* **EXERCISE**:
Reproduce all records verbatim.

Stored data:

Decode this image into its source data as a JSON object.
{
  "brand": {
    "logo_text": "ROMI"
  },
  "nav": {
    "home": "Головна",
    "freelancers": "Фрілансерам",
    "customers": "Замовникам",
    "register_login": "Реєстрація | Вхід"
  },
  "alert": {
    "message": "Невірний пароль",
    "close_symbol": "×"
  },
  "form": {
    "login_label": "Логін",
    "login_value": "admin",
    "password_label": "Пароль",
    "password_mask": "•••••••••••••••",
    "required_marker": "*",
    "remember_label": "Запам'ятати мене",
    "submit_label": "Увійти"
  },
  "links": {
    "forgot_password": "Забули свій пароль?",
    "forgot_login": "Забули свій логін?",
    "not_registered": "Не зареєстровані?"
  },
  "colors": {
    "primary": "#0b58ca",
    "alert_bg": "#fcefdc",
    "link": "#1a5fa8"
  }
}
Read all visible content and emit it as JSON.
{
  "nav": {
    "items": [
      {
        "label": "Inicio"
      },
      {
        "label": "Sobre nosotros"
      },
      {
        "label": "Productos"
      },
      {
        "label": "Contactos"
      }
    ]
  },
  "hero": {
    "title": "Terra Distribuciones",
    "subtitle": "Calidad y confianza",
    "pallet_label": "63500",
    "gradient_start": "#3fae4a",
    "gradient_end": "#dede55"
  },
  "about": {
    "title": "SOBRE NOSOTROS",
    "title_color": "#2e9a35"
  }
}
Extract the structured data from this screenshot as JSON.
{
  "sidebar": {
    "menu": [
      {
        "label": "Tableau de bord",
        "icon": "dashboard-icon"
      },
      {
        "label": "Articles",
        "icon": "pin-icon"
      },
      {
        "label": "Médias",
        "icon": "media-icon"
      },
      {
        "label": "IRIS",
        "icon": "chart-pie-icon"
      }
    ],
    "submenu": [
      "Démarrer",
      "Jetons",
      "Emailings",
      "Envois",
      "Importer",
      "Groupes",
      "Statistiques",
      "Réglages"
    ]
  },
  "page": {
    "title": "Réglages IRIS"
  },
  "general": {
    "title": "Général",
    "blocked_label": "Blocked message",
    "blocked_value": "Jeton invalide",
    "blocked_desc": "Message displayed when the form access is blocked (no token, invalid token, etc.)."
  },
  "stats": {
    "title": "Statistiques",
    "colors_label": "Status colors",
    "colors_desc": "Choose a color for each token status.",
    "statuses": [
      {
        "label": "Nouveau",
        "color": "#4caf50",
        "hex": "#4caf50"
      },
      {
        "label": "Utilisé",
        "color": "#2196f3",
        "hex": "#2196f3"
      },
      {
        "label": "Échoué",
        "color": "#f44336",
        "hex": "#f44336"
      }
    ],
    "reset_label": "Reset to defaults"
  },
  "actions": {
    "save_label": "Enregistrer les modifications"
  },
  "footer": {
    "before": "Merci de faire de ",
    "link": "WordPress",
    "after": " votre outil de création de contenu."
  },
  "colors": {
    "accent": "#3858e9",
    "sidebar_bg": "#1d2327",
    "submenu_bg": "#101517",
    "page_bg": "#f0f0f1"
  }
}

* **WRITTEN REPLY**:
Decode this image into its source data as a JSON object.
{
  "brand": {
    "logo_text": "ROMI"
  },
  "nav": {
    "home": "Головна",
    "freelancers": "Фрілансерам",
    "customers": "Замовникам",
    "register_login": "Реєстрація | Вхід"
  },
  "alert": {
    "message": "Невірний пароль",
    "close_symbol": "×"
  },
  "form": {
    "login_label": "Логін",
    "login_value": "admin",
    "password_label": "Пароль",
    "password_mask": "•••••••••••••••",
    "required_marker": "*",
    "remember_label": "Запам'ятати мене",
    "submit_label": "Увійти"
  },
  "links": {
    "forgot_password": "Забули свій пароль?",
    "forgot_login": "Забули свій логін?",
    "not_registered": "Не зареєстровані?"
  },
  "colors": {
    "primary": "#0b58ca",
    "alert_bg": "#fcefdc",
    "link": "#1a5fa8"
  }
}
Read all visible content and emit it as JSON.
{
  "nav": {
    "items": [
      {
        "label": "Inicio"
      },
      {
        "label": "Sobre nosotros"
      },
      {
        "label": "Productos"
      },
      {
        "label": "Contactos"
      }
    ]
  },
  "hero": {
    "title": "Terra Distribuciones",
    "subtitle": "Calidad y confianza",
    "pallet_label": "63500",
    "gradient_start": "#3fae4a",
    "gradient_end": "#dede55"
  },
  "about": {
    "title": "SOBRE NOSOTROS",
    "title_color": "#2e9a35"
  }
}
Extract the structured data from this screenshot as JSON.
{
  "sidebar": {
    "menu": [
      {
        "label": "Tableau de bord",
        "icon": "dashboard-icon"
      },
      {
        "label": "Articles",
        "icon": "pin-icon"
      },
      {
        "label": "Médias",
        "icon": "media-icon"
      },
      {
        "label": "IRIS",
        "icon": "chart-pie-icon"
      }
    ],
    "submenu": [
      "Démarrer",
      "Jetons",
      "Emailings",
      "Envois",
      "Importer",
      "Groupes",
      "Statistiques",
      "Réglages"
    ]
  },
  "page": {
    "title": "Réglages IRIS"
  },
  "general": {
    "title": "Général",
    "blocked_label": "Blocked message",
    "blocked_value": "Jeton invalide",
    "blocked_desc": "Message displayed when the form access is blocked (no token, invalid token, etc.)."
  },
  "stats": {
    "title": "Statistiques",
    "colors_label": "Status colors",
    "colors_desc": "Choose a color for each token status.",
    "statuses": [
      {
        "label": "Nouveau",
        "color": "#4caf50",
        "hex": "#4caf50"
      },
      {
        "label": "Utilisé",
        "color": "#2196f3",
        "hex": "#2196f3"
      },
      {
        "label": "Échoué",
        "color": "#f44336",
        "hex": "#f44336"
      }
    ],
    "reset_label": "Reset to defaults"
  },
  "actions": {
    "save_label": "Enregistrer les modifications"
  },
  "footer": {
    "before": "Merci de faire de ",
    "link": "WordPress",
    "after": " votre outil de création de contenu."
  },
  "colors": {
    "accent": "#3858e9",
    "sidebar_bg": "#1d2327",
    "submenu_bg": "#101517",
    "page_bg": "#f0f0f1"
  }
}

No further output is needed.